__Directions for this task__:
Every line of the data is to be transcribed as it stands.

### Exercise input ###

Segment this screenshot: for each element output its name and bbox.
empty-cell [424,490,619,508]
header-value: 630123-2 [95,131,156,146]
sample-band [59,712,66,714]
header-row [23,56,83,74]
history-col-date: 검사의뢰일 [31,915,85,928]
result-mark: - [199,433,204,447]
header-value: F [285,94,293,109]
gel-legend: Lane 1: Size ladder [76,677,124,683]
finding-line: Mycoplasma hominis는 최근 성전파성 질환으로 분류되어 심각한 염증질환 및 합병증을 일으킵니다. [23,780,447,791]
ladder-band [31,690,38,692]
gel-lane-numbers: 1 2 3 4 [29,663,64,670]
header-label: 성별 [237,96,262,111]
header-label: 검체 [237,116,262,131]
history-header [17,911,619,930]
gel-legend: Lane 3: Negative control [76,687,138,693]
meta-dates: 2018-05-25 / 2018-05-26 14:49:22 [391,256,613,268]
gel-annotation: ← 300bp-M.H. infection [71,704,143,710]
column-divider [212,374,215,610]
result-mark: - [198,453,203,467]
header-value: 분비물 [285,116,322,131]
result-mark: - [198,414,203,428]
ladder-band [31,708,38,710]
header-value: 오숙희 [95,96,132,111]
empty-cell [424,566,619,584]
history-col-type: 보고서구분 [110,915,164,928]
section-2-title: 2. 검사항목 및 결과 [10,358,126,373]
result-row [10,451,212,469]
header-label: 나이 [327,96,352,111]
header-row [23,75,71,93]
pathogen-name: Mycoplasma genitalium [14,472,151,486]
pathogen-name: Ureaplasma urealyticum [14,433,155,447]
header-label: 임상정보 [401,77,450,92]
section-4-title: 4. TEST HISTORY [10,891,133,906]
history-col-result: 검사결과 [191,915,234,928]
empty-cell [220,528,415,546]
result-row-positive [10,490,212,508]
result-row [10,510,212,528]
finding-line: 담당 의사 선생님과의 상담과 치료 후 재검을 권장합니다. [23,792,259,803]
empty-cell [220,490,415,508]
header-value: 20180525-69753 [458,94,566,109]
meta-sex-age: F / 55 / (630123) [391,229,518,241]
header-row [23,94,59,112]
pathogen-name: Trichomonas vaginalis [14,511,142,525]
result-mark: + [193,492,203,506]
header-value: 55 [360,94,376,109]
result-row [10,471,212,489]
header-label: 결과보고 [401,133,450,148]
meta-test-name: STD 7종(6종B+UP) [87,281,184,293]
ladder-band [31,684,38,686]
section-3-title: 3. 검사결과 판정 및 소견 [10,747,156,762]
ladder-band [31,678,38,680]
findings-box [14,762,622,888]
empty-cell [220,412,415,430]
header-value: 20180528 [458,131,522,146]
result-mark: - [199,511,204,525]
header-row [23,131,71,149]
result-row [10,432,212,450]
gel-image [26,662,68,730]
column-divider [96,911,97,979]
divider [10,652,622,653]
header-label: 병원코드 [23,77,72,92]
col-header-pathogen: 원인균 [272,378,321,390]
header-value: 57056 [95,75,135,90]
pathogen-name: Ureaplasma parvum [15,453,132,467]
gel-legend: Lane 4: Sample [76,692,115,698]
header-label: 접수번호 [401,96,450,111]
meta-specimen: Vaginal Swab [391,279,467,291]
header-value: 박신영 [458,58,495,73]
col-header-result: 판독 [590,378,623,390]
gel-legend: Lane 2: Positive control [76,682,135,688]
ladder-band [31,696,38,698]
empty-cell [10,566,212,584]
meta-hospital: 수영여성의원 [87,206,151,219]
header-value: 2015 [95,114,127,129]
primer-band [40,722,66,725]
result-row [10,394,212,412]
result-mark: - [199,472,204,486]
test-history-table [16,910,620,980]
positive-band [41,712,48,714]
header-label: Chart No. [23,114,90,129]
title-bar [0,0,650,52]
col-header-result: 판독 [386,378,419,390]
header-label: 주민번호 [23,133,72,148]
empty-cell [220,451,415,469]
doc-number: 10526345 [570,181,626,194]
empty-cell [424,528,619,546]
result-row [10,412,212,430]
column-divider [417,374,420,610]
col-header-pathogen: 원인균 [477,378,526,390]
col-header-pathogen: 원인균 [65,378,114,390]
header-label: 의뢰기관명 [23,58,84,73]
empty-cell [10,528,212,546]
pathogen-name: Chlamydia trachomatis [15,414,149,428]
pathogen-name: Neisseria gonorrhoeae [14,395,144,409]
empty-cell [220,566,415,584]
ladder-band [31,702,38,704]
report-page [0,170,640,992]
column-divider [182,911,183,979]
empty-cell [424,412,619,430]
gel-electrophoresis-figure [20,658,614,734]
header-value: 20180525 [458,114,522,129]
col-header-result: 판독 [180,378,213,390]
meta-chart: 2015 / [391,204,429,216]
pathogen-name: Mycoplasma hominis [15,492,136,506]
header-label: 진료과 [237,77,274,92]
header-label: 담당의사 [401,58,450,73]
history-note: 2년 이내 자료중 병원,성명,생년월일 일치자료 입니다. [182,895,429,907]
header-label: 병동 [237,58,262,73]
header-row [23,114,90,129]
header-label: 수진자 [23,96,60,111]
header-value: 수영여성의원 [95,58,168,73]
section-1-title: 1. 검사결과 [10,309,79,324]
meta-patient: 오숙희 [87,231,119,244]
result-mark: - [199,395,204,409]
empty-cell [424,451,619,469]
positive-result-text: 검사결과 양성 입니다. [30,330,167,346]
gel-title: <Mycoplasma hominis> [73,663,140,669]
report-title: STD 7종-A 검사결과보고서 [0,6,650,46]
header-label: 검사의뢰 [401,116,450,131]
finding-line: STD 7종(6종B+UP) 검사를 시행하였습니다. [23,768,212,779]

###

__Written reply__:
Segment this screenshot: for each element output its name and bbox.
empty-cell [424,490,619,508]
header-value: 630123-2 [95,131,156,146]
sample-band [59,712,66,714]
header-row [23,56,83,74]
history-col-date: 검사의뢰일 [31,915,85,928]
result-mark: - [199,433,204,447]
header-value: F [285,94,293,109]
gel-legend: Lane 1: Size ladder [76,677,124,683]
finding-line: Mycoplasma hominis는 최근 성전파성 질환으로 분류되어 심각한 염증질환 및 합병증을 일으킵니다. [23,780,447,791]
ladder-band [31,690,38,692]
gel-lane-numbers: 1 2 3 4 [29,663,64,670]
header-label: 성별 [237,96,262,111]
header-label: 검체 [237,116,262,131]
history-header [17,911,619,930]
gel-legend: Lane 3: Negative control [76,687,138,693]
meta-dates: 2018-05-25 / 2018-05-26 14:49:22 [391,256,613,268]
gel-annotation: ← 300bp-M.H. infection [71,704,143,710]
column-divider [212,374,215,610]
result-mark: - [198,453,203,467]
header-value: 분비물 [285,116,322,131]
result-mark: - [198,414,203,428]
ladder-band [31,708,38,710]
header-value: 오숙희 [95,96,132,111]
empty-cell [424,566,619,584]
history-col-type: 보고서구분 [110,915,164,928]
section-2-title: 2. 검사항목 및 결과 [10,358,126,373]
result-row [10,451,212,469]
header-label: 나이 [327,96,352,111]
header-row [23,75,71,93]
pathogen-name: Mycoplasma genitalium [14,472,151,486]
pathogen-name: Ureaplasma urealyticum [14,433,155,447]
header-label: 임상정보 [401,77,450,92]
section-4-title: 4. TEST HISTORY [10,891,133,906]
history-col-result: 검사결과 [191,915,234,928]
empty-cell [220,528,415,546]
result-row-positive [10,490,212,508]
result-row [10,510,212,528]
finding-line: 담당 의사 선생님과의 상담과 치료 후 재검을 권장합니다. [23,792,259,803]
empty-cell [220,490,415,508]
header-value: 20180525-69753 [458,94,566,109]
meta-sex-age: F / 55 / (630123) [391,229,518,241]
header-row [23,94,59,112]
pathogen-name: Trichomonas vaginalis [14,511,142,525]
result-mark: + [193,492,203,506]
header-value: 55 [360,94,376,109]
result-row [10,471,212,489]
header-label: 결과보고 [401,133,450,148]
meta-test-name: STD 7종(6종B+UP) [87,281,184,293]
ladder-band [31,684,38,686]
section-3-title: 3. 검사결과 판정 및 소견 [10,747,156,762]
ladder-band [31,678,38,680]
findings-box [14,762,622,888]
empty-cell [220,412,415,430]
header-value: 20180528 [458,131,522,146]
result-mark: - [199,511,204,525]
header-row [23,131,71,149]
result-row [10,432,212,450]
gel-image [26,662,68,730]
column-divider [96,911,97,979]
divider [10,652,622,653]
header-label: 병원코드 [23,77,72,92]
col-header-pathogen: 원인균 [272,378,321,390]
header-value: 57056 [95,75,135,90]
pathogen-name: Ureaplasma parvum [15,453,132,467]
gel-legend: Lane 4: Sample [76,692,115,698]
header-label: 접수번호 [401,96,450,111]
meta-specimen: Vaginal Swab [391,279,467,291]
header-value: 박신영 [458,58,495,73]
col-header-result: 판독 [590,378,623,390]
gel-legend: Lane 2: Positive control [76,682,135,688]
ladder-band [31,696,38,698]
empty-cell [10,566,212,584]
meta-hospital: 수영여성의원 [87,206,151,219]
header-value: 2015 [95,114,127,129]
primer-band [40,722,66,725]
result-row [10,394,212,412]
result-mark: - [199,472,204,486]
test-history-table [16,910,620,980]
positive-band [41,712,48,714]
header-label: Chart No. [23,114,90,129]
title-bar [0,0,650,52]
col-header-result: 판독 [386,378,419,390]
header-label: 주민번호 [23,133,72,148]
empty-cell [220,451,415,469]
doc-number: 10526345 [570,181,626,194]
empty-cell [424,528,619,546]
result-row [10,412,212,430]
column-divider [417,374,420,610]
col-header-pathogen: 원인균 [477,378,526,390]
col-header-pathogen: 원인균 [65,378,114,390]
header-label: 의뢰기관명 [23,58,84,73]
empty-cell [10,528,212,546]
pathogen-name: Chlamydia trachomatis [15,414,149,428]
pathogen-name: Neisseria gonorrhoeae [14,395,144,409]
empty-cell [220,566,415,584]
ladder-band [31,702,38,704]
report-page [0,170,640,992]
column-divider [182,911,183,979]
empty-cell [424,412,619,430]
gel-electrophoresis-figure [20,658,614,734]
header-value: 20180525 [458,114,522,129]
col-header-result: 판독 [180,378,213,390]
meta-chart: 2015 / [391,204,429,216]
pathogen-name: Mycoplasma hominis [15,492,136,506]
header-label: 진료과 [237,77,274,92]
header-label: 담당의사 [401,58,450,73]
history-note: 2년 이내 자료중 병원,성명,생년월일 일치자료 입니다. [182,895,429,907]
header-label: 병동 [237,58,262,73]
header-row [23,114,90,129]
header-label: 수진자 [23,96,60,111]
header-value: 수영여성의원 [95,58,168,73]
section-1-title: 1. 검사결과 [10,309,79,324]
meta-patient: 오숙희 [87,231,119,244]
result-mark: - [199,395,204,409]
empty-cell [424,451,619,469]
positive-result-text: 검사결과 양성 입니다. [30,330,167,346]
gel-title: <Mycoplasma hominis> [73,663,140,669]
report-title: STD 7종-A 검사결과보고서 [0,6,650,46]
header-label: 검사의뢰 [401,116,450,131]
finding-line: STD 7종(6종B+UP) 검사를 시행하였습니다. [23,768,212,779]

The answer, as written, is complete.